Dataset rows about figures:
-----

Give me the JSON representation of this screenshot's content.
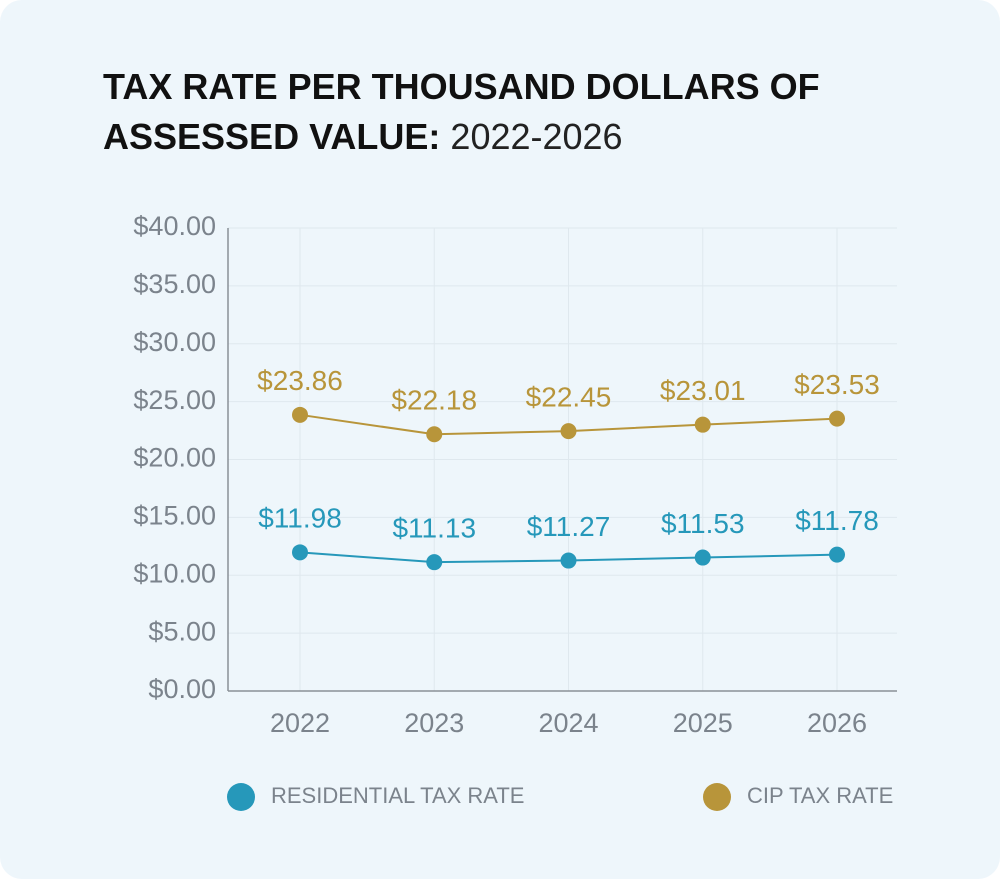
{
  "chart_data": {
    "type": "line",
    "title": "TAX RATE PER THOUSAND DOLLARS OF ASSESSED VALUE:",
    "subtitle": "2022-2026",
    "categories": [
      "2022",
      "2023",
      "2024",
      "2025",
      "2026"
    ],
    "series": [
      {
        "name": "RESIDENTIAL TAX RATE",
        "color": "#2698ba",
        "values": [
          11.98,
          11.13,
          11.27,
          11.53,
          11.78
        ],
        "value_labels": [
          "$11.98",
          "$11.13",
          "$11.27",
          "$11.53",
          "$11.78"
        ]
      },
      {
        "name": "CIP TAX RATE",
        "color": "#b8953a",
        "values": [
          23.86,
          22.18,
          22.45,
          23.01,
          23.53
        ],
        "value_labels": [
          "$23.86",
          "$22.18",
          "$22.45",
          "$23.01",
          "$23.53"
        ]
      }
    ],
    "ylim": [
      0,
      40
    ],
    "yticks": [
      {
        "value": 0,
        "label": "$0.00"
      },
      {
        "value": 5,
        "label": "$5.00"
      },
      {
        "value": 10,
        "label": "$10.00"
      },
      {
        "value": 15,
        "label": "$15.00"
      },
      {
        "value": 20,
        "label": "$20.00"
      },
      {
        "value": 25,
        "label": "$25.00"
      },
      {
        "value": 30,
        "label": "$30.00"
      },
      {
        "value": 35,
        "label": "$35.00"
      },
      {
        "value": 40,
        "label": "$40.00"
      }
    ],
    "grid": true
  }
}
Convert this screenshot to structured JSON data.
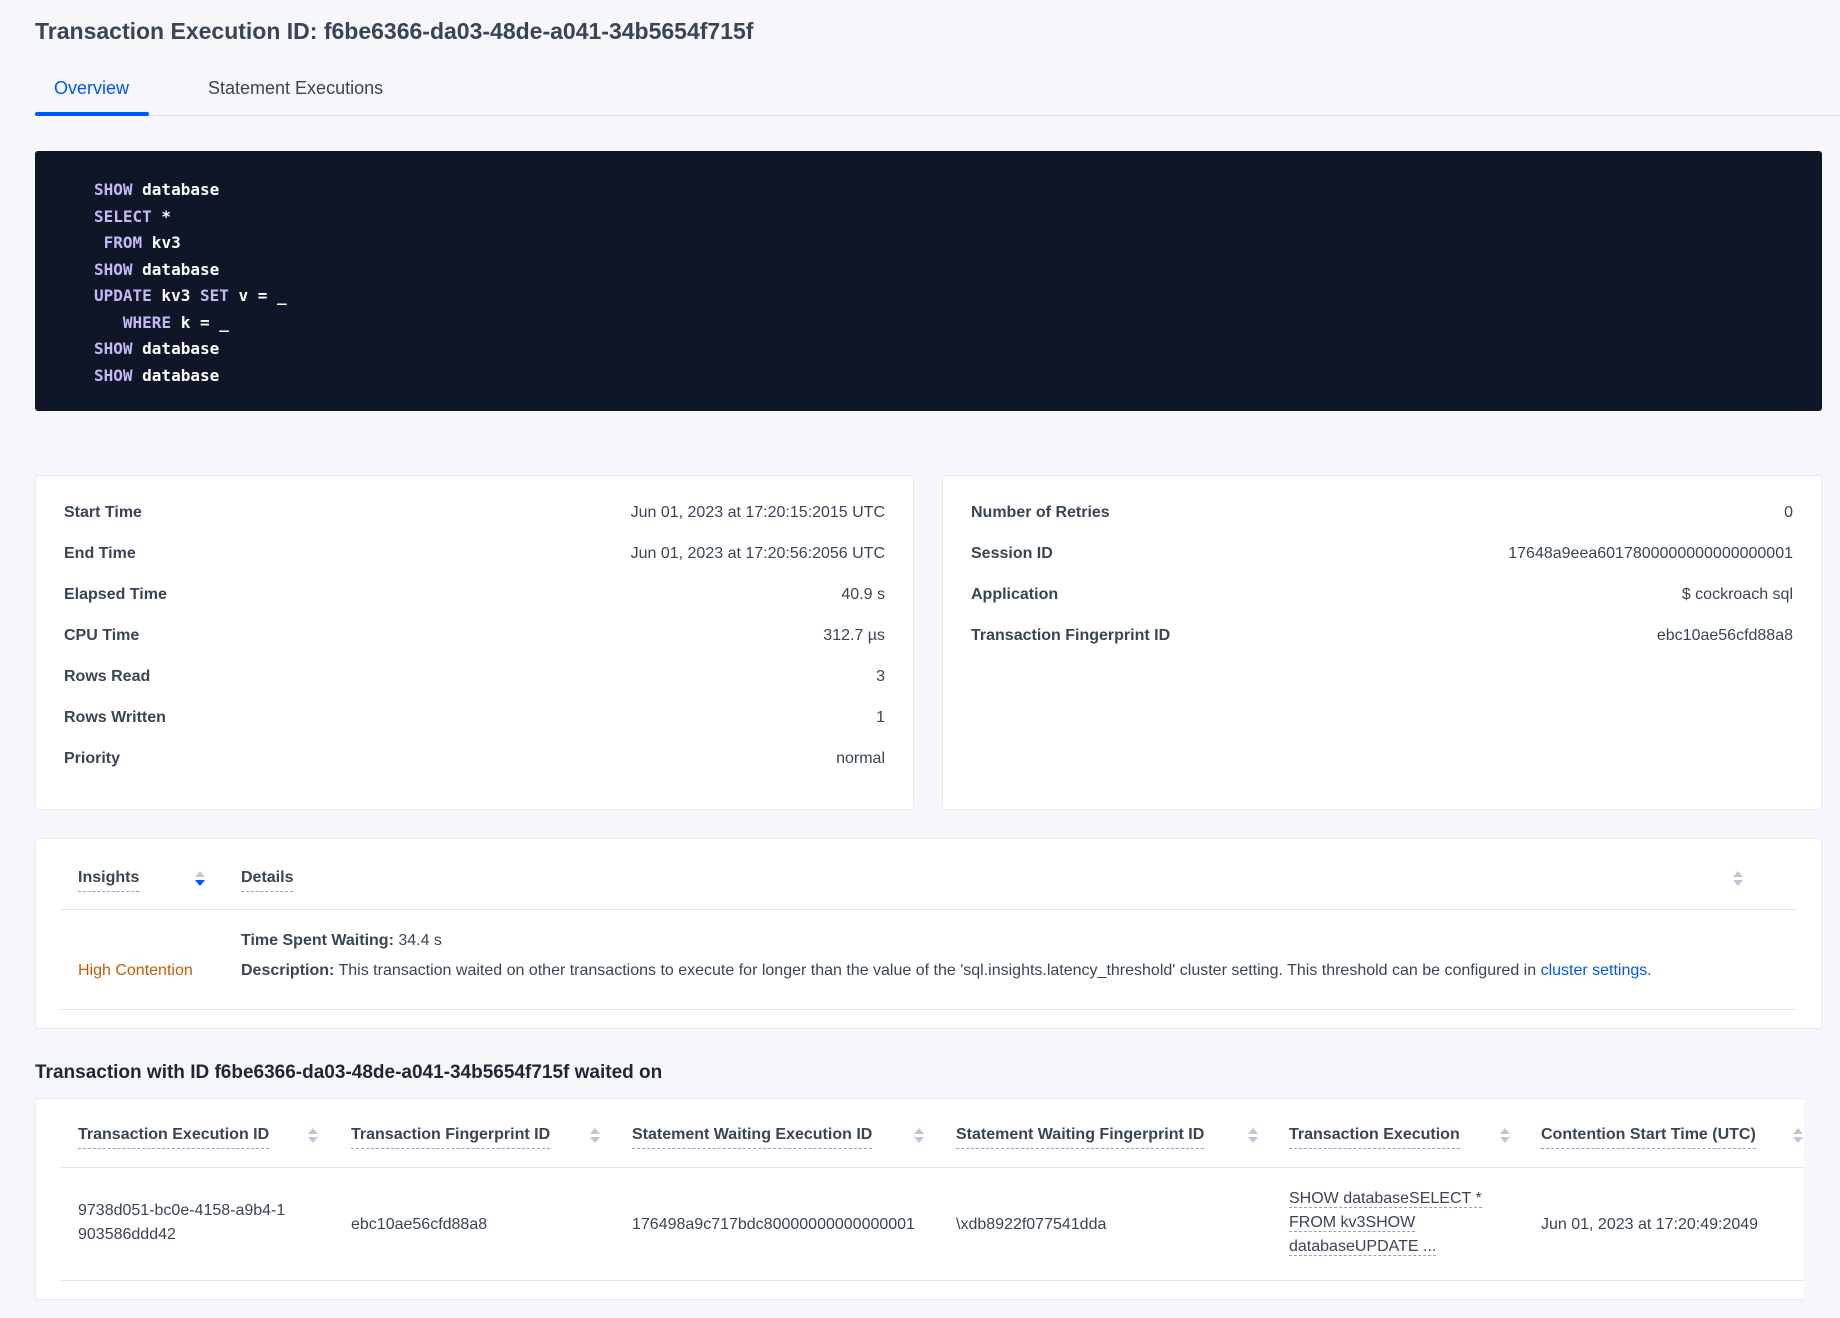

-----

Pick out and copy the lines of the entries that hold the string "this".

## COMPLETED TASK
Give me the JSON representation of this screenshot's content.
Convert this screenshot to structured JSON data.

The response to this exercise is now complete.